* _TASK INPUT_
____

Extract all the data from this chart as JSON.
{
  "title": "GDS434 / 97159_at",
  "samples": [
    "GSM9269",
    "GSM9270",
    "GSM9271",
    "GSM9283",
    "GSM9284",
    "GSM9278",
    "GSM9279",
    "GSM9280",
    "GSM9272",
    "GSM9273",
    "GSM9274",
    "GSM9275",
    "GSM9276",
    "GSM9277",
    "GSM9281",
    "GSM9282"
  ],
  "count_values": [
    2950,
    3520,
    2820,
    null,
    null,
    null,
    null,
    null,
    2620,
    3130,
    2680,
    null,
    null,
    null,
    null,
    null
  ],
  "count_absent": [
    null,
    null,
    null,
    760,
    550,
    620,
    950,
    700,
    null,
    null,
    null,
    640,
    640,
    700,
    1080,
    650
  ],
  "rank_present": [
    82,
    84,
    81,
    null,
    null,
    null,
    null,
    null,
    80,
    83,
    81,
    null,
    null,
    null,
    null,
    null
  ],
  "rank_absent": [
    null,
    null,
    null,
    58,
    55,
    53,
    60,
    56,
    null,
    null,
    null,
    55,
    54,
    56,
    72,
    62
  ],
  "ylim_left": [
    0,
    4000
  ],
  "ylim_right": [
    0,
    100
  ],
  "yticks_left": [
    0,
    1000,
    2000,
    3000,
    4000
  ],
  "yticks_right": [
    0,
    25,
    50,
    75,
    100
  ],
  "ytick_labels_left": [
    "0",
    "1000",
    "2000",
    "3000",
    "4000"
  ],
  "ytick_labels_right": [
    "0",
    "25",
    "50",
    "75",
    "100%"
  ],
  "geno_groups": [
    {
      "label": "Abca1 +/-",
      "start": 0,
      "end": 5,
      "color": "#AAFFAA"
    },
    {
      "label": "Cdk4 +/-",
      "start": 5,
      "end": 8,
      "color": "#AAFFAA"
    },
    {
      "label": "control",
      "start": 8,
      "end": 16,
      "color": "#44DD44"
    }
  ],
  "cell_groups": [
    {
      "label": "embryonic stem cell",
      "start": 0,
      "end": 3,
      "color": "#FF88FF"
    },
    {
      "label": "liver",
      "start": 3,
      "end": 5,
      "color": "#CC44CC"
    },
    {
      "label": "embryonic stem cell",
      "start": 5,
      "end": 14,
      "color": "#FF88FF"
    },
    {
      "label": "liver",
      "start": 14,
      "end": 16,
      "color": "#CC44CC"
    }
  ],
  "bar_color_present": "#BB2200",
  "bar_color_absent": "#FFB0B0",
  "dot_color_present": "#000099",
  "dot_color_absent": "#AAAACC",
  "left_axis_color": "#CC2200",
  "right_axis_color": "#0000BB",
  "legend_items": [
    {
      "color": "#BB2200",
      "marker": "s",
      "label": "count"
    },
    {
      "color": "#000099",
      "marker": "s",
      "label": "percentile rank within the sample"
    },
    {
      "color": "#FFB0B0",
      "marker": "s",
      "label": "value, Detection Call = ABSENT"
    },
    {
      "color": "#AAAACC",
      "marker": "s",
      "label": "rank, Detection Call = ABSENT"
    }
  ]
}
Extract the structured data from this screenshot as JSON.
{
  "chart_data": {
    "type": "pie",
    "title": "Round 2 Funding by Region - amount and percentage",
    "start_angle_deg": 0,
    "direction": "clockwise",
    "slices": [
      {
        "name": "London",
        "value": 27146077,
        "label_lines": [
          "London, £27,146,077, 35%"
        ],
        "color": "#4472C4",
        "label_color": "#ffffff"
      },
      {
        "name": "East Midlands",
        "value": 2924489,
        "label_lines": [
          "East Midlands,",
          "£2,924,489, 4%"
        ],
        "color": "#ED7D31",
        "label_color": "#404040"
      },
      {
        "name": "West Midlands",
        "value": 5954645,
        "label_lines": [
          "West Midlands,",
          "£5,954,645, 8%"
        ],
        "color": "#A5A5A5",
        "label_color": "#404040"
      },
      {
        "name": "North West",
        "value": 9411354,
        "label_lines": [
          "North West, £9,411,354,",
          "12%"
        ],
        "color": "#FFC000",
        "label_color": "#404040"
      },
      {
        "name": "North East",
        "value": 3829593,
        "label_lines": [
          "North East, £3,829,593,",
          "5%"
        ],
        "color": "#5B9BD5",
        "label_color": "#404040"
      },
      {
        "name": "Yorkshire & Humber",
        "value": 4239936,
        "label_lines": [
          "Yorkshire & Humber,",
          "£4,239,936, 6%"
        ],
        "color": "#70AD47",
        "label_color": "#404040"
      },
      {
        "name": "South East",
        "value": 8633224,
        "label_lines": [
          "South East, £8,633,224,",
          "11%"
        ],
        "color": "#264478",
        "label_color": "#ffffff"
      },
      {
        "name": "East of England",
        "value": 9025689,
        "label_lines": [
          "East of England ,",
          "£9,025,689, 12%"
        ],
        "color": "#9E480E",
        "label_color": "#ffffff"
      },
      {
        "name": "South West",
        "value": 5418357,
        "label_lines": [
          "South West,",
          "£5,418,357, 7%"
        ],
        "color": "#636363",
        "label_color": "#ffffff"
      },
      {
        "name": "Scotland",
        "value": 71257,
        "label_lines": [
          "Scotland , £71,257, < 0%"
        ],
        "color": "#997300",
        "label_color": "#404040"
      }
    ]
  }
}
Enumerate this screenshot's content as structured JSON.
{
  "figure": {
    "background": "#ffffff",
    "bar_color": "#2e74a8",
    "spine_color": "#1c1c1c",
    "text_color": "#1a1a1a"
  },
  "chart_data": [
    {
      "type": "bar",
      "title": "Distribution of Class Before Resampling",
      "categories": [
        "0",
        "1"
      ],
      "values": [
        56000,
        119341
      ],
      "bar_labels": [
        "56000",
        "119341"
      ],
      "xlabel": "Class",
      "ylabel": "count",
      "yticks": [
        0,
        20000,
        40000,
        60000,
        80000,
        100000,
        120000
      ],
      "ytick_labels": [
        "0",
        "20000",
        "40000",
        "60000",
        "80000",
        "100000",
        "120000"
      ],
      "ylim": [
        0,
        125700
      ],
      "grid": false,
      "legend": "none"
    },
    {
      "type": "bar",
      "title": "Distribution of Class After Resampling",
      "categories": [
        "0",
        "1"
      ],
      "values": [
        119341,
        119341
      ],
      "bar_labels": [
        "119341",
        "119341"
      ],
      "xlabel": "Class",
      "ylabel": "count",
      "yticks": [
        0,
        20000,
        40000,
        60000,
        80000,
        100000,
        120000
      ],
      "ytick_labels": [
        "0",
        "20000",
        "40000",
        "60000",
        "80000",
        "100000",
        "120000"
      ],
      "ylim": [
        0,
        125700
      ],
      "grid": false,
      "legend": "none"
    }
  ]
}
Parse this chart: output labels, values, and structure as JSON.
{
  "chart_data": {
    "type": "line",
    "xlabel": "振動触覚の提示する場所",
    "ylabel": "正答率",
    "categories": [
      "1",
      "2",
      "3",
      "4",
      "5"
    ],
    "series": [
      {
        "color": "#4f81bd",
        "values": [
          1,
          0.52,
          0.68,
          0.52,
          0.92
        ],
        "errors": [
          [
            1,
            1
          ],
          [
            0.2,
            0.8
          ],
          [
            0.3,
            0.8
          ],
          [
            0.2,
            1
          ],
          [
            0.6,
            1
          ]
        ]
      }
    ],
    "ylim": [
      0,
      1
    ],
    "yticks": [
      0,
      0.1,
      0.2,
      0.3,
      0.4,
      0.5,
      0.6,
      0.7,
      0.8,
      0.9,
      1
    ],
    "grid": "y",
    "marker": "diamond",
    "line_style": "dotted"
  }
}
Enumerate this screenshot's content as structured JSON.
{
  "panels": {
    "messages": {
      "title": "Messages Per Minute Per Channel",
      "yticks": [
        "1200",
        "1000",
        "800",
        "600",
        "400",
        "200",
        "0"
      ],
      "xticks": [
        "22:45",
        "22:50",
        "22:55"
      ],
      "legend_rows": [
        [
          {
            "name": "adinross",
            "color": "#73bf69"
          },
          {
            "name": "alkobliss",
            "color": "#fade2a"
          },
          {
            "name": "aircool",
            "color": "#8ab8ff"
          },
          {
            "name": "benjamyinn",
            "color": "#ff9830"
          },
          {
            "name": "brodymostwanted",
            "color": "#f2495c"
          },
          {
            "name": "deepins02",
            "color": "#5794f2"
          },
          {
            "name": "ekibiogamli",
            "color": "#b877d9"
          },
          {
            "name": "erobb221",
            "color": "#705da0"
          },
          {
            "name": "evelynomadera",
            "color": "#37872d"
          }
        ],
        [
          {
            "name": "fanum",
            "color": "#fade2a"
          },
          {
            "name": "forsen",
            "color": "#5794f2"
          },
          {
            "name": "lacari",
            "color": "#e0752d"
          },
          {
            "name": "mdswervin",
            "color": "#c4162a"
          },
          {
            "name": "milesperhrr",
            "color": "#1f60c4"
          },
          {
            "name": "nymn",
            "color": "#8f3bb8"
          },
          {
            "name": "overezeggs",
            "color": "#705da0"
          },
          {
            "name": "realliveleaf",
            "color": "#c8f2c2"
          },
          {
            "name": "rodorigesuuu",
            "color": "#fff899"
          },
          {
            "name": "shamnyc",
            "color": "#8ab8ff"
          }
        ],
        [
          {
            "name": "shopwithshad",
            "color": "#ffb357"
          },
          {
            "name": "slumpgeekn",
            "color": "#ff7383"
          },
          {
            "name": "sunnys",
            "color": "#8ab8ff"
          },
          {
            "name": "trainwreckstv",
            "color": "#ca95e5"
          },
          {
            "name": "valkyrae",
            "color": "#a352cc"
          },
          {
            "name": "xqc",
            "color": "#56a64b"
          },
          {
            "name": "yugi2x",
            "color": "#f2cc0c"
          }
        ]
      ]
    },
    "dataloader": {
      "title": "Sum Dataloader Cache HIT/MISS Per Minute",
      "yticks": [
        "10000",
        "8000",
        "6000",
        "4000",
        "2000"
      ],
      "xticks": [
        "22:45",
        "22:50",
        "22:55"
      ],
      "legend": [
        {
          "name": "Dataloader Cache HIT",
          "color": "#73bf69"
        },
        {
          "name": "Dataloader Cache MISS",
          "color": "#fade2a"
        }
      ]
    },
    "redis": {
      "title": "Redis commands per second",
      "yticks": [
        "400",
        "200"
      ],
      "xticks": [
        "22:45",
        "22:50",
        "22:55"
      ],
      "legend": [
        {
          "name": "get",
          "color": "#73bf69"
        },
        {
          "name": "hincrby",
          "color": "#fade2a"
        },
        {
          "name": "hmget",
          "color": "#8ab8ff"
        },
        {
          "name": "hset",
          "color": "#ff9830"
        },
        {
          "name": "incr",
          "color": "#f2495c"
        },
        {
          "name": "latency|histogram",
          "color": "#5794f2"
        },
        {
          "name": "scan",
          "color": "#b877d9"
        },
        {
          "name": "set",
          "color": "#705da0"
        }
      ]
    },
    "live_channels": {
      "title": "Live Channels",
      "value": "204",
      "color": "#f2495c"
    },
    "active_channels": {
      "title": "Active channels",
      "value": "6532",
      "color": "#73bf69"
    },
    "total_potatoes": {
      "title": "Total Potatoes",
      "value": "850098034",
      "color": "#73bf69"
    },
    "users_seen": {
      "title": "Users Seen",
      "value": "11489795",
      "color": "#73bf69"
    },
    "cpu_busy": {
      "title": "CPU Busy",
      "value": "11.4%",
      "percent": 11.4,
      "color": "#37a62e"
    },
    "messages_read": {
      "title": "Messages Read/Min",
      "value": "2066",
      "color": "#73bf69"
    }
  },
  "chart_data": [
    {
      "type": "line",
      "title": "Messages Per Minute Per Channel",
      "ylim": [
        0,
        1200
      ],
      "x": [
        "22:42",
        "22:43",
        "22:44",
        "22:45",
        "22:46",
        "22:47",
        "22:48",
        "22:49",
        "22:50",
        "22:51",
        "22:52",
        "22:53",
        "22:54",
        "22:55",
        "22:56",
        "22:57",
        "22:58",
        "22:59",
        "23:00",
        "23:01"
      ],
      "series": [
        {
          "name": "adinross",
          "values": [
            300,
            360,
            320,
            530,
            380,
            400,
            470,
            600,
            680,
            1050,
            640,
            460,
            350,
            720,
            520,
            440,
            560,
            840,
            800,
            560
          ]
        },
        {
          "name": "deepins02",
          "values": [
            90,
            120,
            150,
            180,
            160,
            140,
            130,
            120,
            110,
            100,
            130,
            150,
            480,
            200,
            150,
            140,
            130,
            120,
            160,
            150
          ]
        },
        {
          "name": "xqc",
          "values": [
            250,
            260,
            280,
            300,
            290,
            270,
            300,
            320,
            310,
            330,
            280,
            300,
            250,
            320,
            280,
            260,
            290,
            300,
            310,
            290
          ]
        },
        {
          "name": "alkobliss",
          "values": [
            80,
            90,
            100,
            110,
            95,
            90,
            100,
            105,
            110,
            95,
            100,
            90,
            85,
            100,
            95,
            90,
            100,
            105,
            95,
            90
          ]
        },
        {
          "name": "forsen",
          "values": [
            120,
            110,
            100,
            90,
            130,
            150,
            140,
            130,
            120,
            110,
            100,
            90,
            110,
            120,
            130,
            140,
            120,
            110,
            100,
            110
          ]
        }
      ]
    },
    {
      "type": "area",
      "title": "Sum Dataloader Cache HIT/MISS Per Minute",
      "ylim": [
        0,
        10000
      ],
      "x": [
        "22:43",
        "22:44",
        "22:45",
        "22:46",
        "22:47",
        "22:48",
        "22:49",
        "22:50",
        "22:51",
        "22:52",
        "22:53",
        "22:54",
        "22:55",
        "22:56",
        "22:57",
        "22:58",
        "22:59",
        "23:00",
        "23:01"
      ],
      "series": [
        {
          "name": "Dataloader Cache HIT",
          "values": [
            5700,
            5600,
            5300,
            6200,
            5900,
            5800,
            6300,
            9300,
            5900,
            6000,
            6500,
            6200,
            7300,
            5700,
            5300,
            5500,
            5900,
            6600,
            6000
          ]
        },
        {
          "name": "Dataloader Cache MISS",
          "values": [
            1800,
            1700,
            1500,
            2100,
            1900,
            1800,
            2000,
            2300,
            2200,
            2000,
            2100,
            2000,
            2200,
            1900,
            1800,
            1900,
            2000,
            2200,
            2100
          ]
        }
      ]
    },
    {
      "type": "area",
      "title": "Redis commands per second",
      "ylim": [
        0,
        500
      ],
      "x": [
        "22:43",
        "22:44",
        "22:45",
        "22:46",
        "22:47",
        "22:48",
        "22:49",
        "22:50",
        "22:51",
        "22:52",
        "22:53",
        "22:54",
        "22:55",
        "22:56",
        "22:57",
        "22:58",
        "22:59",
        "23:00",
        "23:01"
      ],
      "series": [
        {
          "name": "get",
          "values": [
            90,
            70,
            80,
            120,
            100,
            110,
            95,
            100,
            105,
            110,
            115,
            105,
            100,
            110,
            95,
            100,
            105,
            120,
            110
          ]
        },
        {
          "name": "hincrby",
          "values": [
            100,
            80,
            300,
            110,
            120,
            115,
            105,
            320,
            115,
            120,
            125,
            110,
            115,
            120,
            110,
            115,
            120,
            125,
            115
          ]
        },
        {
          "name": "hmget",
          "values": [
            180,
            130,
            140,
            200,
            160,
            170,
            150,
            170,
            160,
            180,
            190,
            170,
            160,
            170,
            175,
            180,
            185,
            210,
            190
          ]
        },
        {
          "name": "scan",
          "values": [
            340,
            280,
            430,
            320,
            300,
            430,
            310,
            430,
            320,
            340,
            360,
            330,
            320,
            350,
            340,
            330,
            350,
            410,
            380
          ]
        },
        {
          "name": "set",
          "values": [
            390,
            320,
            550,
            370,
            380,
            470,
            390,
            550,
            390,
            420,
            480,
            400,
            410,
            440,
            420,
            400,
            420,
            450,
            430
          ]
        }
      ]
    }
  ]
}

____

* _TO BE DONE_
From the data above, show each line that contains "South".

* _EXERCISE ANSWER_
        "name": "South East",
          "South East, £8,633,224,",
        "name": "South West",
          "South West,",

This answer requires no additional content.